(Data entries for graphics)
══════════════════════════════
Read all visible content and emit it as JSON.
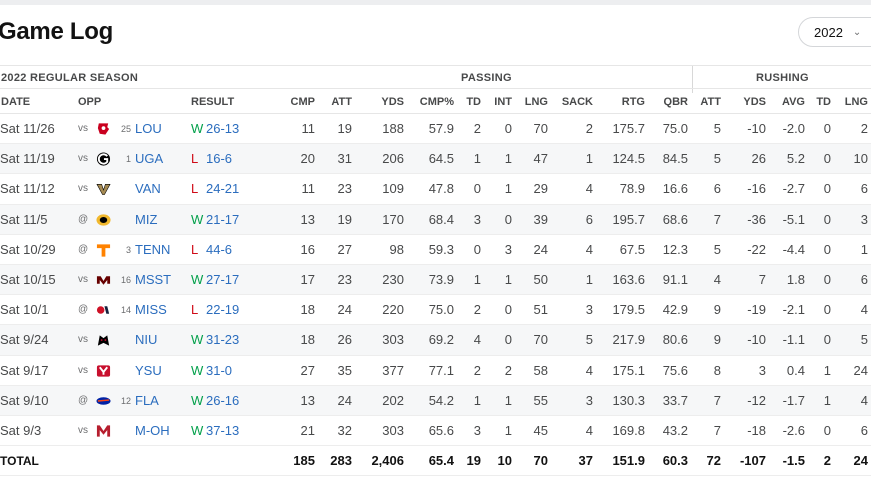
{
  "page_title": "Game Log",
  "season_select": "2022",
  "group_headers": {
    "season": "2022 REGULAR SEASON",
    "passing": "PASSING",
    "rushing": "RUSHING"
  },
  "columns": [
    "DATE",
    "OPP",
    "RESULT",
    "CMP",
    "ATT",
    "YDS",
    "CMP%",
    "TD",
    "INT",
    "LNG",
    "SACK",
    "RTG",
    "QBR",
    "ATT",
    "YDS",
    "AVG",
    "TD",
    "LNG"
  ],
  "colors": {
    "win": "#02a04a",
    "loss": "#d00a17",
    "link": "#2b6dbe"
  },
  "games": [
    {
      "date": "Sat 11/26",
      "prefix": "vs",
      "logo": "louisville-logo",
      "rank": "25",
      "opp": "LOU",
      "wl": "W",
      "score": "26-13",
      "stats": [
        "11",
        "19",
        "188",
        "57.9",
        "2",
        "0",
        "70",
        "2",
        "175.7",
        "75.0",
        "5",
        "-10",
        "-2.0",
        "0",
        "2"
      ]
    },
    {
      "date": "Sat 11/19",
      "prefix": "vs",
      "logo": "georgia-logo",
      "rank": "1",
      "opp": "UGA",
      "wl": "L",
      "score": "16-6",
      "stats": [
        "20",
        "31",
        "206",
        "64.5",
        "1",
        "1",
        "47",
        "1",
        "124.5",
        "84.5",
        "5",
        "26",
        "5.2",
        "0",
        "10"
      ]
    },
    {
      "date": "Sat 11/12",
      "prefix": "vs",
      "logo": "vanderbilt-logo",
      "rank": "",
      "opp": "VAN",
      "wl": "L",
      "score": "24-21",
      "stats": [
        "11",
        "23",
        "109",
        "47.8",
        "0",
        "1",
        "29",
        "4",
        "78.9",
        "16.6",
        "6",
        "-16",
        "-2.7",
        "0",
        "6"
      ]
    },
    {
      "date": "Sat 11/5",
      "prefix": "@",
      "logo": "missouri-logo",
      "rank": "",
      "opp": "MIZ",
      "wl": "W",
      "score": "21-17",
      "stats": [
        "13",
        "19",
        "170",
        "68.4",
        "3",
        "0",
        "39",
        "6",
        "195.7",
        "68.6",
        "7",
        "-36",
        "-5.1",
        "0",
        "3"
      ]
    },
    {
      "date": "Sat 10/29",
      "prefix": "@",
      "logo": "tennessee-logo",
      "rank": "3",
      "opp": "TENN",
      "wl": "L",
      "score": "44-6",
      "stats": [
        "16",
        "27",
        "98",
        "59.3",
        "0",
        "3",
        "24",
        "4",
        "67.5",
        "12.3",
        "5",
        "-22",
        "-4.4",
        "0",
        "1"
      ]
    },
    {
      "date": "Sat 10/15",
      "prefix": "vs",
      "logo": "mississippi-state-logo",
      "rank": "16",
      "opp": "MSST",
      "wl": "W",
      "score": "27-17",
      "stats": [
        "17",
        "23",
        "230",
        "73.9",
        "1",
        "1",
        "50",
        "1",
        "163.6",
        "91.1",
        "4",
        "7",
        "1.8",
        "0",
        "6"
      ]
    },
    {
      "date": "Sat 10/1",
      "prefix": "@",
      "logo": "ole-miss-logo",
      "rank": "14",
      "opp": "MISS",
      "wl": "L",
      "score": "22-19",
      "stats": [
        "18",
        "24",
        "220",
        "75.0",
        "2",
        "0",
        "51",
        "3",
        "179.5",
        "42.9",
        "9",
        "-19",
        "-2.1",
        "0",
        "4"
      ]
    },
    {
      "date": "Sat 9/24",
      "prefix": "vs",
      "logo": "northern-illinois-logo",
      "rank": "",
      "opp": "NIU",
      "wl": "W",
      "score": "31-23",
      "stats": [
        "18",
        "26",
        "303",
        "69.2",
        "4",
        "0",
        "70",
        "5",
        "217.9",
        "80.6",
        "9",
        "-10",
        "-1.1",
        "0",
        "5"
      ]
    },
    {
      "date": "Sat 9/17",
      "prefix": "vs",
      "logo": "youngstown-state-logo",
      "rank": "",
      "opp": "YSU",
      "wl": "W",
      "score": "31-0",
      "stats": [
        "27",
        "35",
        "377",
        "77.1",
        "2",
        "2",
        "58",
        "4",
        "175.1",
        "75.6",
        "8",
        "3",
        "0.4",
        "1",
        "24"
      ]
    },
    {
      "date": "Sat 9/10",
      "prefix": "@",
      "logo": "florida-logo",
      "rank": "12",
      "opp": "FLA",
      "wl": "W",
      "score": "26-16",
      "stats": [
        "13",
        "24",
        "202",
        "54.2",
        "1",
        "1",
        "55",
        "3",
        "130.3",
        "33.7",
        "7",
        "-12",
        "-1.7",
        "1",
        "4"
      ]
    },
    {
      "date": "Sat 9/3",
      "prefix": "vs",
      "logo": "miami-ohio-logo",
      "rank": "",
      "opp": "M-OH",
      "wl": "W",
      "score": "37-13",
      "stats": [
        "21",
        "32",
        "303",
        "65.6",
        "3",
        "1",
        "45",
        "4",
        "169.8",
        "43.2",
        "7",
        "-18",
        "-2.6",
        "0",
        "6"
      ]
    }
  ],
  "totals": {
    "label": "TOTAL",
    "stats": [
      "185",
      "283",
      "2,406",
      "65.4",
      "19",
      "10",
      "70",
      "37",
      "151.9",
      "60.3",
      "72",
      "-107",
      "-1.5",
      "2",
      "24"
    ]
  }
}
══════════════════════════════
BRIEF
Return all lines containing "state".

FULL RESPONSE
      "logo": "mississippi-state-logo",
      "logo": "youngstown-state-logo",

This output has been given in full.